## Vorliegender Textauszug
________________________________________

Insgesamt zeigte sich die RTL-Wahlsendung als gelungen, wenngleich das ganze Potential der Sendung nicht ausgereizt wurde. Die souveränen Außenreporter bildeten den Kern der Sendung, Moderator Kloeppel und das Expertenteam überzeugten im Studio mit kurzen Beiträgen und Meinungen. Einzig die zeitliche Limitierung auf zwei Stunden und das überflüssige, weil undurchdachte Konzept der Bürgermeinung trübten das Gesamtbild. Aus diesem Ansatz hätte man mehr machen können.



Sat.1: «Entscheidung für Deutschland - Wahl 2009» (17.45 - 19.00 Uhr)

________________________________________

## Kurze Übung 1
Schreibe alle zusammengesetzten Substantive aus dem Textauszug über die Wahlsendungen heraus.

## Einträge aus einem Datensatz
________________________________________

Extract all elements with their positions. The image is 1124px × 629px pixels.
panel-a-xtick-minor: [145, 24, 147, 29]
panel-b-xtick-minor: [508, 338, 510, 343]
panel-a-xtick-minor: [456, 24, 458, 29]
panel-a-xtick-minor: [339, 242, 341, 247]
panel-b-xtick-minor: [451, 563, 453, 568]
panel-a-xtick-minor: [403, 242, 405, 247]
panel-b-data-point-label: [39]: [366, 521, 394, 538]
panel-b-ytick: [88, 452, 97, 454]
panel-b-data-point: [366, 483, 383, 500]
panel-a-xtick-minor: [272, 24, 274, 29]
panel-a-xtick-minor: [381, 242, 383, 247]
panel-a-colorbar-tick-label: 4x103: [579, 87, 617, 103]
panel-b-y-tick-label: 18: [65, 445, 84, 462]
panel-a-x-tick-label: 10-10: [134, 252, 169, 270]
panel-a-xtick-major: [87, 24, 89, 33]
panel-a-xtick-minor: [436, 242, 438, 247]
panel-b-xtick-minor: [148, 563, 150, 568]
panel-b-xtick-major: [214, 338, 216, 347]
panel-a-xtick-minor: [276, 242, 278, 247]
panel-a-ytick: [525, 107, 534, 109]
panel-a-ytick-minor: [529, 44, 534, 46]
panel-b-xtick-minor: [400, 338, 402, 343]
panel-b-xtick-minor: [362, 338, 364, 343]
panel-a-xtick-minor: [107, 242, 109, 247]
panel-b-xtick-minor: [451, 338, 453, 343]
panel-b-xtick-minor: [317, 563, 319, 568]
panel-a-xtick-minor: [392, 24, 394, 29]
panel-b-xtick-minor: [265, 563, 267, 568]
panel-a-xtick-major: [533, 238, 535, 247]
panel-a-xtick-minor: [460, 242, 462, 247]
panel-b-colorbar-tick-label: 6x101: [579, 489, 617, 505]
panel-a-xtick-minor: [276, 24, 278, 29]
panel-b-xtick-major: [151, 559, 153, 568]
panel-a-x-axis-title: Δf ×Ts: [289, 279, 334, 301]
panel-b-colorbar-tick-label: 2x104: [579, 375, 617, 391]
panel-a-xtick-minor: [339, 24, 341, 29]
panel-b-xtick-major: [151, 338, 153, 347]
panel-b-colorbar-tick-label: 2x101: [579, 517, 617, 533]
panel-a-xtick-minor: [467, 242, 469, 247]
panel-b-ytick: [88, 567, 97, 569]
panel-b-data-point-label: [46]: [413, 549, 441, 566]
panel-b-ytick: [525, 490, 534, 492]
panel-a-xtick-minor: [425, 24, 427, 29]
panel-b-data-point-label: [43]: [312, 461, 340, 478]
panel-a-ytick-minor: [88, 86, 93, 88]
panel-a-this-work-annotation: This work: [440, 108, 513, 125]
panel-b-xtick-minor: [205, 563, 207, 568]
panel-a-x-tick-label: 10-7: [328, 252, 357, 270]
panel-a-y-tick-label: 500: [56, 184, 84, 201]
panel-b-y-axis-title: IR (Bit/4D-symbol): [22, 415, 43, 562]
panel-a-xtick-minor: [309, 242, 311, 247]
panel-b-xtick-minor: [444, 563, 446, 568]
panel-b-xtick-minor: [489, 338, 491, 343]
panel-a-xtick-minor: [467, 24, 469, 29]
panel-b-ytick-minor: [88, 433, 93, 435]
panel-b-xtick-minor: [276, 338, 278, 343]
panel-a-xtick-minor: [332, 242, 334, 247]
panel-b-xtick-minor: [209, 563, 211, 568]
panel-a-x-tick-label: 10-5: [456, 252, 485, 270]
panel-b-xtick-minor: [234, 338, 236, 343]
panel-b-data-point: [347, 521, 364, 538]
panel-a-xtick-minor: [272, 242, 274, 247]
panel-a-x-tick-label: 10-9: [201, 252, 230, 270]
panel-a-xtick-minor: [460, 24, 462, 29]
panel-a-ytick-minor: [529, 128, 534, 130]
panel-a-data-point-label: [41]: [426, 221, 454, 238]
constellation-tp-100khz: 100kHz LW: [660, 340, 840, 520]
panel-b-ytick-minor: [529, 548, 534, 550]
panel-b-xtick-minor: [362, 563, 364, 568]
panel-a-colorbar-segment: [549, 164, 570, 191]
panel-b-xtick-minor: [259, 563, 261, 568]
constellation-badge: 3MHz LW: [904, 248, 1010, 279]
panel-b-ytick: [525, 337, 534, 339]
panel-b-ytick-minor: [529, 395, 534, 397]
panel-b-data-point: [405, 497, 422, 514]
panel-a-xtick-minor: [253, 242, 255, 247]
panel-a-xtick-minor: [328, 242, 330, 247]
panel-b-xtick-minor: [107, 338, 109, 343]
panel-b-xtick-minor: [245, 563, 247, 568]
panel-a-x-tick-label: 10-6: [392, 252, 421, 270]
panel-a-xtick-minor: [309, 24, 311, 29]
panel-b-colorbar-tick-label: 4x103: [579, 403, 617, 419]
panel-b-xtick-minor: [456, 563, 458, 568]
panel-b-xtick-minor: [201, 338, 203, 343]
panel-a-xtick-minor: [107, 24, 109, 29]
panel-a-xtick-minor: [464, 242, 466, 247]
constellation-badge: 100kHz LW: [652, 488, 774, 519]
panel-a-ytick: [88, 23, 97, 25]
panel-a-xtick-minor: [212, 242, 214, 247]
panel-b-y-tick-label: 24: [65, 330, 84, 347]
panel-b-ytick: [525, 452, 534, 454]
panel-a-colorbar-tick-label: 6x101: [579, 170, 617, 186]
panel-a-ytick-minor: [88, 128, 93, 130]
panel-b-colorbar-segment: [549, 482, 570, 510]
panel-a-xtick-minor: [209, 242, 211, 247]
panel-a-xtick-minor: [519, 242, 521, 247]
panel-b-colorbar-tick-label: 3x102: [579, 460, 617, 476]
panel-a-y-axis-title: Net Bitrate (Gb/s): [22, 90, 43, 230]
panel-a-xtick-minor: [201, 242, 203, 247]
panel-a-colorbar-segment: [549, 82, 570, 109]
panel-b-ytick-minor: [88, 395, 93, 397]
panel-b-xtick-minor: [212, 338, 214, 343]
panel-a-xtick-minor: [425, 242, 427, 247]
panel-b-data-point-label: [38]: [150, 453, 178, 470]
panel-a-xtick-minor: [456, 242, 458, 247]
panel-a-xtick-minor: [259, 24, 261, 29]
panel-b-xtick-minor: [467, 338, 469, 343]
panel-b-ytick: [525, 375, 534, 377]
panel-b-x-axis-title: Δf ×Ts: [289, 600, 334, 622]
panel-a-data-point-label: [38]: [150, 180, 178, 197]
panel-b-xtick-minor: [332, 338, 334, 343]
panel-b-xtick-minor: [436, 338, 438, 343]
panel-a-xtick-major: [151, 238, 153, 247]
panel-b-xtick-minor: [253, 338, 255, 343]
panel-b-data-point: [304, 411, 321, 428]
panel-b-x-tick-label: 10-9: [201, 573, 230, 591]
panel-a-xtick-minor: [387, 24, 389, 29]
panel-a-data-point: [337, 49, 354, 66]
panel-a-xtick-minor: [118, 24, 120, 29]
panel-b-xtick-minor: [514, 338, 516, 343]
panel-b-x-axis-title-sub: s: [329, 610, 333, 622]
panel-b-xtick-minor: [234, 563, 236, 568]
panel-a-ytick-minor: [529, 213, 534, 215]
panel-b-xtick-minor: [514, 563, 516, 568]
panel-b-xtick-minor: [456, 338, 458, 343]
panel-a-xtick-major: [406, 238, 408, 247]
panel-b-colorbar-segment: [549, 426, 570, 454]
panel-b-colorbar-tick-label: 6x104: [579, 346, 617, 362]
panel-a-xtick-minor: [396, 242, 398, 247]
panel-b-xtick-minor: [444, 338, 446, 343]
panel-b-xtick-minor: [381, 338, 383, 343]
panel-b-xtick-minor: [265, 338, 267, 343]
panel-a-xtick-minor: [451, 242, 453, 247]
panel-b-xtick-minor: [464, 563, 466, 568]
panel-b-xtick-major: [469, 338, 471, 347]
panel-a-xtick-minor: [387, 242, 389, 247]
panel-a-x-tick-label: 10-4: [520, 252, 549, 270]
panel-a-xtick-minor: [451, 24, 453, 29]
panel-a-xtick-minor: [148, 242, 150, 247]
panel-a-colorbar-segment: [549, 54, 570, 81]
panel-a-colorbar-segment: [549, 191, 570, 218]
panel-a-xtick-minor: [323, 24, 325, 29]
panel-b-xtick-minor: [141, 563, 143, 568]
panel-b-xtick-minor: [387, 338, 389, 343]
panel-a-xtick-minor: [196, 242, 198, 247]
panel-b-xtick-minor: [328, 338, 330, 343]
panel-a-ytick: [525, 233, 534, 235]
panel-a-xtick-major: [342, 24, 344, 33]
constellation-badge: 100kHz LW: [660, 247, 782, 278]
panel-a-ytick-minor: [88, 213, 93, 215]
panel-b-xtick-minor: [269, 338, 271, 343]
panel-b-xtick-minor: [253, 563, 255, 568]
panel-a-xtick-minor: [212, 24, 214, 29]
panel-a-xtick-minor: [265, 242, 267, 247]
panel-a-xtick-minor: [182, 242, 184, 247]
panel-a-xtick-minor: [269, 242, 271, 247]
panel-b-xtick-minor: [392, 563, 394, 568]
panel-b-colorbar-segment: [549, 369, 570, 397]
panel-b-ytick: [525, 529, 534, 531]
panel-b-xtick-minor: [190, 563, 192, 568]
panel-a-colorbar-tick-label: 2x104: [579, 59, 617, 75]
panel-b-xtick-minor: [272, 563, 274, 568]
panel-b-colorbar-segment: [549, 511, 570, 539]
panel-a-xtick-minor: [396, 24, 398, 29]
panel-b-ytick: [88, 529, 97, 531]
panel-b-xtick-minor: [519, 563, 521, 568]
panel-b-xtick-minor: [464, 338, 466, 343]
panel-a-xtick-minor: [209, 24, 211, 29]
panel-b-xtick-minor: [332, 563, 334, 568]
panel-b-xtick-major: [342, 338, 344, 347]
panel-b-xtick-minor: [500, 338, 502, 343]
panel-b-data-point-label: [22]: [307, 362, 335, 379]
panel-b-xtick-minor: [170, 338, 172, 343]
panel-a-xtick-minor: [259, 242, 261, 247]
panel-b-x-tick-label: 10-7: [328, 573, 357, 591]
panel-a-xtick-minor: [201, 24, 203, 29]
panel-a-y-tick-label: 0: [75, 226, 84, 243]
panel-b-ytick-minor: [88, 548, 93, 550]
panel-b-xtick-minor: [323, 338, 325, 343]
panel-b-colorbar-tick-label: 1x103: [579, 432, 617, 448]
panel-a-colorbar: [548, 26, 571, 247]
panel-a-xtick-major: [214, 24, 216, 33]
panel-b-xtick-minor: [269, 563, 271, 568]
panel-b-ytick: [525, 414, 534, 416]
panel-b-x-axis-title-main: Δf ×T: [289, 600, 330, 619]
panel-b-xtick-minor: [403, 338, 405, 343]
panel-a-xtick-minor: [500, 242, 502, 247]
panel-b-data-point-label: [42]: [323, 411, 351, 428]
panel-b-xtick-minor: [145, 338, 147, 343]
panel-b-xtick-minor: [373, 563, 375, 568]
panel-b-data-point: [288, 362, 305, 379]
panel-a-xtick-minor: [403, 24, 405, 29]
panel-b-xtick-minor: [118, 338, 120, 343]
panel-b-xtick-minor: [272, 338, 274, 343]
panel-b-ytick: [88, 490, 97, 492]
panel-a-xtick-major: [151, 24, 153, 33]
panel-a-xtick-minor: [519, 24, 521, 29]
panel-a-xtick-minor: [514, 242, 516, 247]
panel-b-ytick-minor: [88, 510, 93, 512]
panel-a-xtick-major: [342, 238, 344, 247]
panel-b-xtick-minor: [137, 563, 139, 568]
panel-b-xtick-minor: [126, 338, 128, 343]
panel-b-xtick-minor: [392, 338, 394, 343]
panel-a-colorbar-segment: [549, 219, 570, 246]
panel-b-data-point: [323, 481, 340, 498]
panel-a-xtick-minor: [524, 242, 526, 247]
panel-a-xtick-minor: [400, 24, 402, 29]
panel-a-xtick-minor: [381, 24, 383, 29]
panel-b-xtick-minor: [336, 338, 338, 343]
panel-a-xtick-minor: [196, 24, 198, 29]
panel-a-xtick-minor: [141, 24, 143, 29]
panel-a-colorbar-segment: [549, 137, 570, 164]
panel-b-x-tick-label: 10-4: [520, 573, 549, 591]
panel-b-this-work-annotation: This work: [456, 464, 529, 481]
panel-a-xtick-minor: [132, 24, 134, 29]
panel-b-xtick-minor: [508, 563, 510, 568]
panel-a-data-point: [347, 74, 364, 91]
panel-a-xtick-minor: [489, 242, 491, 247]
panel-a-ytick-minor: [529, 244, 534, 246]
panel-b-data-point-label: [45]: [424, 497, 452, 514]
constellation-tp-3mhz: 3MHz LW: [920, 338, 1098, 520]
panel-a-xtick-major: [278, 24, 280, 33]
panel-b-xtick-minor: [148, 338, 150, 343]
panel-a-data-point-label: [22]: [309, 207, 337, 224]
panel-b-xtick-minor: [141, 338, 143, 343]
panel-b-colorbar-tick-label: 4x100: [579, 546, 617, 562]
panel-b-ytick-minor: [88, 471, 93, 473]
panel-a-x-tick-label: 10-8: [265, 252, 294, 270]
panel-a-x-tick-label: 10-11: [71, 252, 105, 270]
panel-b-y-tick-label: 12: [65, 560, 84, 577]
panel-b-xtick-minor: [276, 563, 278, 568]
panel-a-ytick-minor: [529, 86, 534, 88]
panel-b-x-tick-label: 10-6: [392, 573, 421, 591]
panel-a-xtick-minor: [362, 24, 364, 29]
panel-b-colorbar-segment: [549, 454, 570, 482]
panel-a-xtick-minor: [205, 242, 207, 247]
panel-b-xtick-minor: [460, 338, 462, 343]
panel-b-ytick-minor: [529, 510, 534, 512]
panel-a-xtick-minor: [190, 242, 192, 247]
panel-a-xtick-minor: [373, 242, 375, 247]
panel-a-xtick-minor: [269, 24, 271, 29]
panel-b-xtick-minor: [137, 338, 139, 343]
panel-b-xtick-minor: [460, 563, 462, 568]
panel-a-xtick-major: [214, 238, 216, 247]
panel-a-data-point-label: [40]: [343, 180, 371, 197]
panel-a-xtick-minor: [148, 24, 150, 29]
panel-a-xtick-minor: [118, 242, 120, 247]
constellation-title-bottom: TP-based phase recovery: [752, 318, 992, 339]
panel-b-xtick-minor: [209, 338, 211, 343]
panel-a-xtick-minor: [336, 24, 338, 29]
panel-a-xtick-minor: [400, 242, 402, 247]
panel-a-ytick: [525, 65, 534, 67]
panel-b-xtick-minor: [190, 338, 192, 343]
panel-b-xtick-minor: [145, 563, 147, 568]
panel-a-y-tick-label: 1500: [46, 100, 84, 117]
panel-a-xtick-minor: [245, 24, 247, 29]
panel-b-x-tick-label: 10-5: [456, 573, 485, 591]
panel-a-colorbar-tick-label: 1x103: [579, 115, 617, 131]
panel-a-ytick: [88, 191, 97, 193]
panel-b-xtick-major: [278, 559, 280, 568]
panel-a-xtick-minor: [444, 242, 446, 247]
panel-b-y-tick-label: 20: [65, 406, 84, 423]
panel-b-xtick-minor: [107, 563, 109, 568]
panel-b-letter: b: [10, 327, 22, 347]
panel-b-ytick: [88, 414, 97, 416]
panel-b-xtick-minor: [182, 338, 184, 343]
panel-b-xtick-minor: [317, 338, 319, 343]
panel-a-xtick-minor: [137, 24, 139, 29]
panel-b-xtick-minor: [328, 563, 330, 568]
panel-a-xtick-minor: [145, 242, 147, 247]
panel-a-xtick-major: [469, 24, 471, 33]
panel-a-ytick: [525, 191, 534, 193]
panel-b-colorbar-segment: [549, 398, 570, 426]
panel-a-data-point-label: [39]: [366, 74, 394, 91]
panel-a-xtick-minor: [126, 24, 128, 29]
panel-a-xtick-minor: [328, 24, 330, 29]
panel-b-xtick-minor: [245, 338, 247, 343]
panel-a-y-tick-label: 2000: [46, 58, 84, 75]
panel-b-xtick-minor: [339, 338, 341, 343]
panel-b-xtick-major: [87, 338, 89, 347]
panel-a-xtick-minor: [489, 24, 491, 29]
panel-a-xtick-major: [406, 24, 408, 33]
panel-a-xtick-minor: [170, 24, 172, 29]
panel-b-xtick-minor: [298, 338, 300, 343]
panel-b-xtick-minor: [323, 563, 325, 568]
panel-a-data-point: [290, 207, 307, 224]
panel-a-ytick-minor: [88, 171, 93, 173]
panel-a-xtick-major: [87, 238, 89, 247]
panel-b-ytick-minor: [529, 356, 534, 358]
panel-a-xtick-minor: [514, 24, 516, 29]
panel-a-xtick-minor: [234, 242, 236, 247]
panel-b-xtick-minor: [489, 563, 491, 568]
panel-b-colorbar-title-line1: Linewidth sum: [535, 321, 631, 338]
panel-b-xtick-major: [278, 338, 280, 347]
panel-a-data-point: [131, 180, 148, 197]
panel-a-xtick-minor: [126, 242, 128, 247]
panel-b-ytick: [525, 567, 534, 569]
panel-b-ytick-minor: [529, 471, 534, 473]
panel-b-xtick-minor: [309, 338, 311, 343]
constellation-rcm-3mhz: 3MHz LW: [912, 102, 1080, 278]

________________________________________

## Kurze Übung 2
Gib an, wie viele Zeilen der Auflistung das Wort „this“ enthalten. Nenne nur die Zahl.

## Musterlösung 1
RTL-Wahlsendung, Außenreporter, Expertenteam, Bürgermeinung, Gesamtbild

## Musterlösung 2
2